◆ The exercise:
Show every line in the entries below where the word "dark" appears.

Raw records
******

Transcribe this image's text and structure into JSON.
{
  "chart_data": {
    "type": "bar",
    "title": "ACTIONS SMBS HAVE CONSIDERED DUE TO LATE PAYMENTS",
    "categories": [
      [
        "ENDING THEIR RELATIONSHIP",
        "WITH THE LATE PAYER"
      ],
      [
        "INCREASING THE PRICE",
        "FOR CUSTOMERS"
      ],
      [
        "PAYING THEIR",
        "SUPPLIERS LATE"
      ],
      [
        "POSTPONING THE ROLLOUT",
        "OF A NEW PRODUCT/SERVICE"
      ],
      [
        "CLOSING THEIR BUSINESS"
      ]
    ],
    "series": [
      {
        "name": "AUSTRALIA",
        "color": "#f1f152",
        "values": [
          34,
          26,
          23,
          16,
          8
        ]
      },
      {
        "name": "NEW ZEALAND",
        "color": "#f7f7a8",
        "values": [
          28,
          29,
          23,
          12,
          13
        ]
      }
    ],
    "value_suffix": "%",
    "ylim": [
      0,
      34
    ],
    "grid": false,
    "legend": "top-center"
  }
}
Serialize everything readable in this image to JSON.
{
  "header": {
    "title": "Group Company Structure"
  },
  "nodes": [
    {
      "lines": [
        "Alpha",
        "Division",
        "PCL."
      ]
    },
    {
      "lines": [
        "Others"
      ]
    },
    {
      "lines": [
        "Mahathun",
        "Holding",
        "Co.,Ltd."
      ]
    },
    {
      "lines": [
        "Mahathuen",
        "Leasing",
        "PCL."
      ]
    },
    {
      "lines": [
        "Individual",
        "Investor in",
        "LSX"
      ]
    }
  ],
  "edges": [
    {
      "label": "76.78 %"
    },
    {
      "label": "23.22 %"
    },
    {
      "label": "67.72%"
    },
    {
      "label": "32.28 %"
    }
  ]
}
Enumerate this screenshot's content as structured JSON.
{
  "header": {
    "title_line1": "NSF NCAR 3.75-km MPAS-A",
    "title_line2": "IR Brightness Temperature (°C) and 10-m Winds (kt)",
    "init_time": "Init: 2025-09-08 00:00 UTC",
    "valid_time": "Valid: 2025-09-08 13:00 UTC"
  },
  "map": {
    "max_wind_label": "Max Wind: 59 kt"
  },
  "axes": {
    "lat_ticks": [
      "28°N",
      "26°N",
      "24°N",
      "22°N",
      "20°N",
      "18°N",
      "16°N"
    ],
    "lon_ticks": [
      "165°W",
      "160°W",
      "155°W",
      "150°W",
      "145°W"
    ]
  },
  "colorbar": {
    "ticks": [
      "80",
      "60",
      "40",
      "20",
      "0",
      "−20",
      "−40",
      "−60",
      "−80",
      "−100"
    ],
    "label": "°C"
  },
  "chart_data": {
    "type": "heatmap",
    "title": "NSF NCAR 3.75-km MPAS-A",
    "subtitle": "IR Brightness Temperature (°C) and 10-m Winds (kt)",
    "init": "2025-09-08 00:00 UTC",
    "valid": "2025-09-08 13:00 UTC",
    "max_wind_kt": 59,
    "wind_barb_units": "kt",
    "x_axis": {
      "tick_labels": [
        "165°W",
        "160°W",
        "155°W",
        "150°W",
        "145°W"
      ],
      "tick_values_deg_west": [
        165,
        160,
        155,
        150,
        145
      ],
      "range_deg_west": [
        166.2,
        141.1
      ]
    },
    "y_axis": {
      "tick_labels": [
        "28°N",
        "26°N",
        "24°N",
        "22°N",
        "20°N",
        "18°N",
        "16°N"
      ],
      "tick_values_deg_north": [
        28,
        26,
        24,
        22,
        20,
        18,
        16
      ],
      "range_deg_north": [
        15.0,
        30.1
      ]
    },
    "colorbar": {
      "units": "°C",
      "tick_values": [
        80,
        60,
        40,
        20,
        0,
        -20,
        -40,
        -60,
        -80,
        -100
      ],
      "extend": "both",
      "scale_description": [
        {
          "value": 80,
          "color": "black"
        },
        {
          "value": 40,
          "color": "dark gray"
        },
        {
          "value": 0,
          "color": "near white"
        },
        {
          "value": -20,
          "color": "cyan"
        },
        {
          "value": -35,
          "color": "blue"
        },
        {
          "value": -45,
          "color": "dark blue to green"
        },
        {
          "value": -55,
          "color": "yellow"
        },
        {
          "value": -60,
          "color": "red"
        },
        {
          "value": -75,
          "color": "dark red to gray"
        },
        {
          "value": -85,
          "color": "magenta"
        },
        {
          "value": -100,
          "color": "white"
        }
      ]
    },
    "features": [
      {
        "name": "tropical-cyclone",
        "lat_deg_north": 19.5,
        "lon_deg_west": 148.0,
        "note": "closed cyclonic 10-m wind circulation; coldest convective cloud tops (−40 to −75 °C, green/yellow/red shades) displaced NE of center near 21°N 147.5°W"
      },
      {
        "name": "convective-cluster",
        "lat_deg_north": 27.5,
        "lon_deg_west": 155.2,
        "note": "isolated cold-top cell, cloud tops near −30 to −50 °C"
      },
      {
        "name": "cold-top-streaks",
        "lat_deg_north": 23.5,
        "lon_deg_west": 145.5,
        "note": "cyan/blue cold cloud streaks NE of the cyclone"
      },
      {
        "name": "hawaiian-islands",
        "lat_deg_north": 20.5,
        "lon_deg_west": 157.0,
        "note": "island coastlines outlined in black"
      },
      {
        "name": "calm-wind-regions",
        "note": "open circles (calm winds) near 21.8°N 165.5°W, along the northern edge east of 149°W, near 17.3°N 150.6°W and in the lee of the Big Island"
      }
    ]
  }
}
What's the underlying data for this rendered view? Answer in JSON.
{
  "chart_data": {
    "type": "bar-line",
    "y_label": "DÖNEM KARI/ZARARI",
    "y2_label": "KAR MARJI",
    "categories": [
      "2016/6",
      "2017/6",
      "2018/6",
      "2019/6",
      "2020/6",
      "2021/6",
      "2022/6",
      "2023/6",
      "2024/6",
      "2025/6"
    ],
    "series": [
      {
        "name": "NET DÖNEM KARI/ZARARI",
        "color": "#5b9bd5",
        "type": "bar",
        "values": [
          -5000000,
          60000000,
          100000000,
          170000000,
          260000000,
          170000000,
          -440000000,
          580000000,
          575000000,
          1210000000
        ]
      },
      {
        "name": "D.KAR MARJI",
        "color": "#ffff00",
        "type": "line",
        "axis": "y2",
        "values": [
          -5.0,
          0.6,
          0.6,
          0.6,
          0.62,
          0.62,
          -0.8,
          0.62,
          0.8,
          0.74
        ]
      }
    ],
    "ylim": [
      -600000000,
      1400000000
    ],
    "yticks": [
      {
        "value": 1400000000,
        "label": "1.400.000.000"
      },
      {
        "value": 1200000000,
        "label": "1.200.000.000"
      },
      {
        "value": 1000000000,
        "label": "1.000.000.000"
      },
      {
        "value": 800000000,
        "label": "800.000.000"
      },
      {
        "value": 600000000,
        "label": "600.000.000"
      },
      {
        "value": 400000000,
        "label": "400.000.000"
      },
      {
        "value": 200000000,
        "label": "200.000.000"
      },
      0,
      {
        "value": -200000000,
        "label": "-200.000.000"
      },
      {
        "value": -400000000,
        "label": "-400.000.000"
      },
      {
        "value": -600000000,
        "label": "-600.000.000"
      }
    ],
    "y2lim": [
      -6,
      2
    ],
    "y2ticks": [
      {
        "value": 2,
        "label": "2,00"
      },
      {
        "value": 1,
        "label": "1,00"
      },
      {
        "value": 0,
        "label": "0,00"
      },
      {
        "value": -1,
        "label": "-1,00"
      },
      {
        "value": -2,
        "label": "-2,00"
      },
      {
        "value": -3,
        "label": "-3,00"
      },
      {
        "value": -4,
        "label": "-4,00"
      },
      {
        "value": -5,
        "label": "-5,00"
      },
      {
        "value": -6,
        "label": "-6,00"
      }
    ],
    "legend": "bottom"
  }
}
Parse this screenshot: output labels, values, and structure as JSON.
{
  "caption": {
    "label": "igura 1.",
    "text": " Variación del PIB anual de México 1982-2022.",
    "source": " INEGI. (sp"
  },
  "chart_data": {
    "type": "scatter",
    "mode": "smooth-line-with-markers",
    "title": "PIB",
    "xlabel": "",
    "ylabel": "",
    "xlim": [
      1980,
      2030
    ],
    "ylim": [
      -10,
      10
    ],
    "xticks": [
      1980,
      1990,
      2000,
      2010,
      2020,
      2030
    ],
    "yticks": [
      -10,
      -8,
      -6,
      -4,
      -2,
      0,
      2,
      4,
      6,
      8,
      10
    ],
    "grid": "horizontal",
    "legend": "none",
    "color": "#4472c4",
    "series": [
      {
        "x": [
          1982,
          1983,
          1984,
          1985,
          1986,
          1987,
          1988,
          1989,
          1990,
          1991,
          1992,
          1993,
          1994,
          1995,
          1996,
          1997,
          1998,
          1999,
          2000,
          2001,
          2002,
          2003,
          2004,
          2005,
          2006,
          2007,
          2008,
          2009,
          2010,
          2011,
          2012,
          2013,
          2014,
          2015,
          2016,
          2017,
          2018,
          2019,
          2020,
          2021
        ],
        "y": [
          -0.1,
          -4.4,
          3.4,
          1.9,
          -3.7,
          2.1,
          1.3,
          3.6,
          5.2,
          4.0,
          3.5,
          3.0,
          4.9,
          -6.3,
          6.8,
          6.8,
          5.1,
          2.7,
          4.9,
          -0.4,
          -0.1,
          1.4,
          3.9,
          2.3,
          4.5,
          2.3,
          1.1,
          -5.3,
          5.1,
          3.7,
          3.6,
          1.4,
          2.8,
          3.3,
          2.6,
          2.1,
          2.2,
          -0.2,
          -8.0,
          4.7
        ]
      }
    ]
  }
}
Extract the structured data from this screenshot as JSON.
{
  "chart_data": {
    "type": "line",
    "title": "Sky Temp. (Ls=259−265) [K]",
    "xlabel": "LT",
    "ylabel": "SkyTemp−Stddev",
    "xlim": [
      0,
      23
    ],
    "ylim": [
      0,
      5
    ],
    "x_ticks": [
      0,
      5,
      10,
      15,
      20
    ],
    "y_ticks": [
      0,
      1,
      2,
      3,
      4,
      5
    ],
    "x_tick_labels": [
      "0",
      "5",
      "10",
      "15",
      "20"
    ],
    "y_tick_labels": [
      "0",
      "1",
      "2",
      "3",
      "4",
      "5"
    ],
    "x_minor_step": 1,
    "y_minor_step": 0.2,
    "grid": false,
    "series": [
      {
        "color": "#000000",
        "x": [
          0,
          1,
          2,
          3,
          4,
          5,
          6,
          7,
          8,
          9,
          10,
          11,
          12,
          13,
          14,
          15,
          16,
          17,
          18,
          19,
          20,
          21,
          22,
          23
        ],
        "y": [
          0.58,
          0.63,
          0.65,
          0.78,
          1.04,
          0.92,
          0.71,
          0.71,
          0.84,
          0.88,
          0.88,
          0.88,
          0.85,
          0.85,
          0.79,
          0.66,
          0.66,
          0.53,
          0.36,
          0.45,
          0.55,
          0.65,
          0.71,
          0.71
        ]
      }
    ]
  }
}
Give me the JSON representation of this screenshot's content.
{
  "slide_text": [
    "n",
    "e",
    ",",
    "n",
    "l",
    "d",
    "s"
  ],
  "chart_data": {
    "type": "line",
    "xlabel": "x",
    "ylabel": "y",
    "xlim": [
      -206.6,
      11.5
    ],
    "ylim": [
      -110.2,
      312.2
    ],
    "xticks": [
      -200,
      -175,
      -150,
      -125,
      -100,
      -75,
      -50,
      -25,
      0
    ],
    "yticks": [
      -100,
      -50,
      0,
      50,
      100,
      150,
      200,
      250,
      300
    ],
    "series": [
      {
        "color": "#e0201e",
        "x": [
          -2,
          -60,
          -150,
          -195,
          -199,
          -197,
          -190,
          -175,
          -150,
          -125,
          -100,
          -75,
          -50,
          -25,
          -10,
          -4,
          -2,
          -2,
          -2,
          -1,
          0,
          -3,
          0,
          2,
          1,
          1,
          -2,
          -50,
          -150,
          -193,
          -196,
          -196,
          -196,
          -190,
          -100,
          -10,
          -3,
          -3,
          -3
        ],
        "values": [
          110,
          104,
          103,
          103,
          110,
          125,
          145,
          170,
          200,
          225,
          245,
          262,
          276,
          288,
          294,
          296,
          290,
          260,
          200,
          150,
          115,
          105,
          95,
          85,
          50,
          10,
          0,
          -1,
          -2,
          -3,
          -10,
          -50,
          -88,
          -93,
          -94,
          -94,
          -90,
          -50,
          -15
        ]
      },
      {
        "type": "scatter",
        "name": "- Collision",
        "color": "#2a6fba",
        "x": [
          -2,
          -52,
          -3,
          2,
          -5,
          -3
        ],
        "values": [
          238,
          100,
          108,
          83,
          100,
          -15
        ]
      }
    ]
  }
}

******

◆ The output:
          "color": "dark gray"
          "color": "dark blue to green"
          "color": "dark red to gray"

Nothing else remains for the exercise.